Task details.
Copy all lines of the listing that include the string "System".

Records supplied.
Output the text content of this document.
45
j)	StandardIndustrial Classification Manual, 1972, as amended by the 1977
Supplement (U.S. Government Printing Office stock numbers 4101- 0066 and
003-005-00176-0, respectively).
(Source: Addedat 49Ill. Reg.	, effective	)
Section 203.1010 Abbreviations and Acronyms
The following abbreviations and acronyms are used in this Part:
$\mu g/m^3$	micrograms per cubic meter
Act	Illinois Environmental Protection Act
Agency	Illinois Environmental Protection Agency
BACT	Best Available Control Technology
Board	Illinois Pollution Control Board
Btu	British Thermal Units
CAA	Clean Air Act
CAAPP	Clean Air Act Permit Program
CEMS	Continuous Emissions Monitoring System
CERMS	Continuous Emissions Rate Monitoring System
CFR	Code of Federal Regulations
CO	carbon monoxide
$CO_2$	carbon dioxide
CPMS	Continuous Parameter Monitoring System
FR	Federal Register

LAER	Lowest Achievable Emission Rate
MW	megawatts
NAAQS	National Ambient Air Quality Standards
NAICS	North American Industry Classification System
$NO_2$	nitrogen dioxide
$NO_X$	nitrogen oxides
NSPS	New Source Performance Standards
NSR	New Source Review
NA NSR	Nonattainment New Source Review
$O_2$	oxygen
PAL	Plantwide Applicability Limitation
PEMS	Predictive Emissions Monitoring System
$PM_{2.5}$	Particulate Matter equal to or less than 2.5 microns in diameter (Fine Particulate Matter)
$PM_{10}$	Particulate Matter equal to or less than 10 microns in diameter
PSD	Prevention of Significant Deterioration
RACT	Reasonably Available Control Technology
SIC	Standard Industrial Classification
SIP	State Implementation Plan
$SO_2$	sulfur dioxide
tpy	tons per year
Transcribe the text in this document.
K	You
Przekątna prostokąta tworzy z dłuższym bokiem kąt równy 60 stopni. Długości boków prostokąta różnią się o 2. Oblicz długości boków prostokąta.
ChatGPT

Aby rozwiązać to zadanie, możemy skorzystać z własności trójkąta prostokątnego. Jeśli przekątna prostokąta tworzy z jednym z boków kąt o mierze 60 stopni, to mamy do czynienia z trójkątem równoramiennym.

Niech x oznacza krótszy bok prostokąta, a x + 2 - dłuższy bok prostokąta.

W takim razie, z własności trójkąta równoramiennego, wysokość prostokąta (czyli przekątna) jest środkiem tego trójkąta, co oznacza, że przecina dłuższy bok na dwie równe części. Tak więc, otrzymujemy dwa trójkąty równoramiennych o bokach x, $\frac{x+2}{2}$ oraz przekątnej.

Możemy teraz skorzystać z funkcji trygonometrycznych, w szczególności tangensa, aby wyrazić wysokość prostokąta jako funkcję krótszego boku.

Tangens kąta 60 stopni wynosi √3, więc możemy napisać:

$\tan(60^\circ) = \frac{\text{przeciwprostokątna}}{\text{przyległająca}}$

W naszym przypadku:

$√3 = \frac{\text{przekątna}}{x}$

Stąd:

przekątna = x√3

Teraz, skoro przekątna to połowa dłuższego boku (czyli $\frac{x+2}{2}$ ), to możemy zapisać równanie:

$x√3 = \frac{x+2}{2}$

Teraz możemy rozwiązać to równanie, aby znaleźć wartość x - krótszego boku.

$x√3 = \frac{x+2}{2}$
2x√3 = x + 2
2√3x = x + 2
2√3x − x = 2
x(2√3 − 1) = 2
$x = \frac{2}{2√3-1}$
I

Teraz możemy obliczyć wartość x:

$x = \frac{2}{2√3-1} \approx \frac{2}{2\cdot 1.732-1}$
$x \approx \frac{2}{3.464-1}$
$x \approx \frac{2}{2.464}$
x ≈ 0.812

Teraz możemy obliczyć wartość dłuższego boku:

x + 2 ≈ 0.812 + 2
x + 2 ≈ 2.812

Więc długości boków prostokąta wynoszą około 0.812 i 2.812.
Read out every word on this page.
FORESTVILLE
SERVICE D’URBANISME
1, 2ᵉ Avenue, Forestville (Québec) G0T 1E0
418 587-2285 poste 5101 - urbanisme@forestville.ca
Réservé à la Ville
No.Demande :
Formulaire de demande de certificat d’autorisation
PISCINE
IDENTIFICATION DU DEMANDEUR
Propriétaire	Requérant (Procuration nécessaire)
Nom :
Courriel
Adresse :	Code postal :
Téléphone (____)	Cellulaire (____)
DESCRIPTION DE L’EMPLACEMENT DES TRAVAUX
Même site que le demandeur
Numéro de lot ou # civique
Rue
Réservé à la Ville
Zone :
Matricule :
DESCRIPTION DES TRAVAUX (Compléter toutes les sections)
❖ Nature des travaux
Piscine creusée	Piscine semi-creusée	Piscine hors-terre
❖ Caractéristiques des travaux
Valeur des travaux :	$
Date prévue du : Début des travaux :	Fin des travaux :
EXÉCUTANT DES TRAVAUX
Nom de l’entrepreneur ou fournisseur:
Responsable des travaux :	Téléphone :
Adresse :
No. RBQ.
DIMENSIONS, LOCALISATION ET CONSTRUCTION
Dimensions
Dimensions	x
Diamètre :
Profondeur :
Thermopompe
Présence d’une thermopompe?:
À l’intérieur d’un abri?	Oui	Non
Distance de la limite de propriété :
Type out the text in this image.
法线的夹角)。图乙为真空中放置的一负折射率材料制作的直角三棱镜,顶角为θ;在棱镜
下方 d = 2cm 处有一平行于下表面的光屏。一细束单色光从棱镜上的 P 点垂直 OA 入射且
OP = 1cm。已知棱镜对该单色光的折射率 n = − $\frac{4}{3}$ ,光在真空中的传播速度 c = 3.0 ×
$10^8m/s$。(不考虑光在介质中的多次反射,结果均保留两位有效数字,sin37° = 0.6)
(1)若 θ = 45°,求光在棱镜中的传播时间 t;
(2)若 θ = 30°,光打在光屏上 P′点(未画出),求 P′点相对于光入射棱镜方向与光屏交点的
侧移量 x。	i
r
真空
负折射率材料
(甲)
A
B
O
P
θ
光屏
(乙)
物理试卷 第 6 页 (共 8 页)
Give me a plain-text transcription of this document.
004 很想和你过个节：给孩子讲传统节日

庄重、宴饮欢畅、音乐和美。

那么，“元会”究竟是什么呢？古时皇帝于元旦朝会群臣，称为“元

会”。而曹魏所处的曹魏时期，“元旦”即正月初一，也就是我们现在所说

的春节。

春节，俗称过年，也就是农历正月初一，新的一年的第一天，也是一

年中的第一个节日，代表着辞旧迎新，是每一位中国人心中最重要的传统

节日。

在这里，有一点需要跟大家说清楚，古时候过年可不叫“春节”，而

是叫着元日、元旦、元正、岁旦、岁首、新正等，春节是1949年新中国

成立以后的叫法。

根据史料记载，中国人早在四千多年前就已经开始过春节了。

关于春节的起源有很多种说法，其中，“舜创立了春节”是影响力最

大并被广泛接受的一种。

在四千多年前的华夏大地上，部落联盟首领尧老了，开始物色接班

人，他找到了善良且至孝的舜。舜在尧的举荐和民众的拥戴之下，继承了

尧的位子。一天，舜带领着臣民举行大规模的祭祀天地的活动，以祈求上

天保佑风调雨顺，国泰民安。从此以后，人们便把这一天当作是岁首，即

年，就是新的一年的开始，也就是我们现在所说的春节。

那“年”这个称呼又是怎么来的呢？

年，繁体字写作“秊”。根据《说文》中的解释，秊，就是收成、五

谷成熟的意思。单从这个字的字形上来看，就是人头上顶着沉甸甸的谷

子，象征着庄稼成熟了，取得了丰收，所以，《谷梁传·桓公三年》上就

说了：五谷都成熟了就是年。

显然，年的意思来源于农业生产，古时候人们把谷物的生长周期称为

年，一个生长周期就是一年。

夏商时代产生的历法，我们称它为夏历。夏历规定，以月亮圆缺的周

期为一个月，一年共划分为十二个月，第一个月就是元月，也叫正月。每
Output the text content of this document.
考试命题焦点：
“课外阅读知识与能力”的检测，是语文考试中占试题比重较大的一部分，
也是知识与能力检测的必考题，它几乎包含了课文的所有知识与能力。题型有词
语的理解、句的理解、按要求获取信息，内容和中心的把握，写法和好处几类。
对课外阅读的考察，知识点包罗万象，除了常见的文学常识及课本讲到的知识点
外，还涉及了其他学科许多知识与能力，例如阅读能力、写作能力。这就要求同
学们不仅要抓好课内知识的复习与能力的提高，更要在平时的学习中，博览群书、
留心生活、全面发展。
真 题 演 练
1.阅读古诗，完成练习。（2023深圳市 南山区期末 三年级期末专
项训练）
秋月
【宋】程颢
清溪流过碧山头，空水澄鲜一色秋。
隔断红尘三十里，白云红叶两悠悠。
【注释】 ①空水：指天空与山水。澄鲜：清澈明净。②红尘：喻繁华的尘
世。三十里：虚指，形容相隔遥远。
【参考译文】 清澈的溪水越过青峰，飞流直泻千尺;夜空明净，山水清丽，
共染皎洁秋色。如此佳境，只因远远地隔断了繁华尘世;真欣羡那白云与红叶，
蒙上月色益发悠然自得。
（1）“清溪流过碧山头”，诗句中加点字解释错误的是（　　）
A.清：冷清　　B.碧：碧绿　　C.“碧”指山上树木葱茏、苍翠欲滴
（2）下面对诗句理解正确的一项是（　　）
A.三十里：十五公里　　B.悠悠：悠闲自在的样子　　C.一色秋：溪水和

Reply.
CEMS	Continuous Emissions Monitoring System
CERMS	Continuous Emissions Rate Monitoring System
CPMS	Continuous Parameter Monitoring System
NAICS	North American Industry Classification System
PEMS	Predictive Emissions Monitoring System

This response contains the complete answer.